#### Items

========

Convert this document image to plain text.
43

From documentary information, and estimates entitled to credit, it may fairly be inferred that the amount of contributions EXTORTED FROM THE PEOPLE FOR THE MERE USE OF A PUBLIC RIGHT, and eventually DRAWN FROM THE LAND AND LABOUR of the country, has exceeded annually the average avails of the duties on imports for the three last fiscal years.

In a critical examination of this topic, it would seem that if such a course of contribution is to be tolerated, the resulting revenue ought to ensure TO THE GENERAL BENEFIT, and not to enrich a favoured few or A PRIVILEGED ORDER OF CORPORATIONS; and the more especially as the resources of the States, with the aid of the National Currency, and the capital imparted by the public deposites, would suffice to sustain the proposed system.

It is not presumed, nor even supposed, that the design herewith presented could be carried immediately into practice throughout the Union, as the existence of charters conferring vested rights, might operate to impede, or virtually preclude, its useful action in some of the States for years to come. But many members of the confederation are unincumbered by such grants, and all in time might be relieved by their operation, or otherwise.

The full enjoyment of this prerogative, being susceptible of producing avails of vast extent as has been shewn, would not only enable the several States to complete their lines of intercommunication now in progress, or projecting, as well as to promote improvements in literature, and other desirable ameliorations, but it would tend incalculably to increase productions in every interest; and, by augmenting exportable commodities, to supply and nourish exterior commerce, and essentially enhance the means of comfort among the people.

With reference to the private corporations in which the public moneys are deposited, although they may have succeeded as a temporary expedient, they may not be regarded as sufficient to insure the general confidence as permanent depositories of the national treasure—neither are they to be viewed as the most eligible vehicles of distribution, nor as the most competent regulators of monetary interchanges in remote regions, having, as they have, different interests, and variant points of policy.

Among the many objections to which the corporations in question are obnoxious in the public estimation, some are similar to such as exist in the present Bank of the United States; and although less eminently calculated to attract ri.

========

#### Problem statement
Please output every record, keeping each line exact.

#### Task response
Convert this document image to plain text.
43

From documentary information, and estimates entitled to credit, it may fairly be inferred that the amount of contributions EXTORTED FROM THE PEOPLE FOR THE MERE USE OF A PUBLIC RIGHT, and eventually DRAWN FROM THE LAND AND LABOUR of the country, has exceeded annually the average avails of the duties on imports for the three last fiscal years.

In a critical examination of this topic, it would seem that if such a course of contribution is to be tolerated, the resulting revenue ought to ensure TO THE GENERAL BENEFIT, and not to enrich a favoured few or A PRIVILEGED ORDER OF CORPORATIONS; and the more especially as the resources of the States, with the aid of the National Currency, and the capital imparted by the public deposites, would suffice to sustain the proposed system.

It is not presumed, nor even supposed, that the design herewith presented could be carried immediately into practice throughout the Union, as the existence of charters conferring vested rights, might operate to impede, or virtually preclude, its useful action in some of the States for years to come. But many members of the confederation are unincumbered by such grants, and all in time might be relieved by their operation, or otherwise.

The full enjoyment of this prerogative, being susceptible of producing avails of vast extent as has been shewn, would not only enable the several States to complete their lines of intercommunication now in progress, or projecting, as well as to promote improvements in literature, and other desirable ameliorations, but it would tend incalculably to increase productions in every interest; and, by augmenting exportable commodities, to supply and nourish exterior commerce, and essentially enhance the means of comfort among the people.

With reference to the private corporations in which the public moneys are deposited, although they may have succeeded as a temporary expedient, they may not be regarded as sufficient to insure the general confidence as permanent depositories of the national treasure—neither are they to be viewed as the most eligible vehicles of distribution, nor as the most competent regulators of monetary interchanges in remote regions, having, as they have, different interests, and variant points of policy.

Among the many objections to which the corporations in question are obnoxious in the public estimation, some are similar to such as exist in the present Bank of the United States; and although less eminently calculated to attract ri.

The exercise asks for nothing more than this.